Lift out all lines below that contain "plus".
»»
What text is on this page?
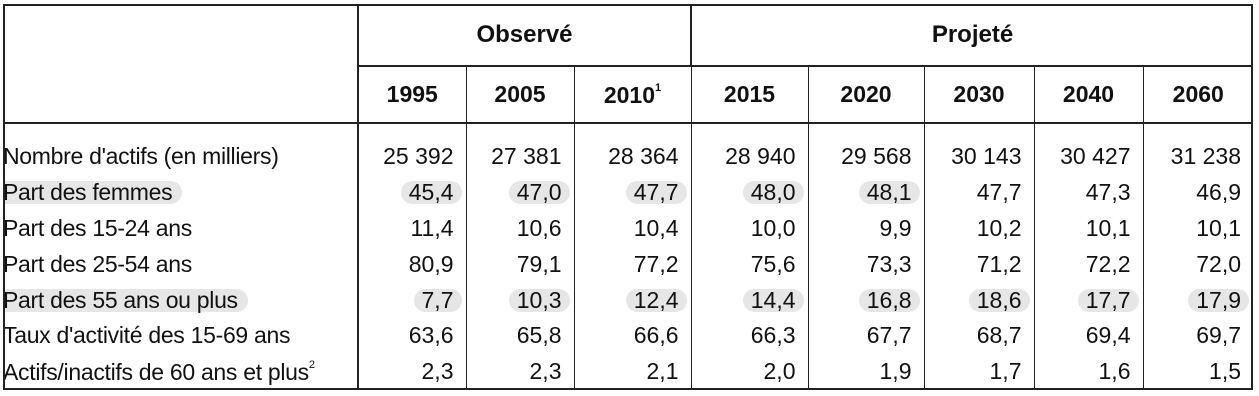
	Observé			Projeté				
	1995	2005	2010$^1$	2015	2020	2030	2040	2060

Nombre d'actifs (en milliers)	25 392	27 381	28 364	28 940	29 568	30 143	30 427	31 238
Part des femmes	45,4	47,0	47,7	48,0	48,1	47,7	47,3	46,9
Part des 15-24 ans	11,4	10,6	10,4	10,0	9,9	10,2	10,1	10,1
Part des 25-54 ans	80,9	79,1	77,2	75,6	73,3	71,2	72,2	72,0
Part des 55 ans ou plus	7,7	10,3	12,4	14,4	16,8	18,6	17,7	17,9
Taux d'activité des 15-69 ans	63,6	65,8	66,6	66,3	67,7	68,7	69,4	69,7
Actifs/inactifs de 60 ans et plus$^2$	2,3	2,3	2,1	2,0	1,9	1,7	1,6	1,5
««
Output of the exercise:
Part des 55 ans ou plus	7,7	10,3	12,4	14,4	16,8	18,6	17,7	17,9
Actifs/inactifs de 60 ans et plus$^2$	2,3	2,3	2,1	2,0	1,9	1,7	1,6	1,5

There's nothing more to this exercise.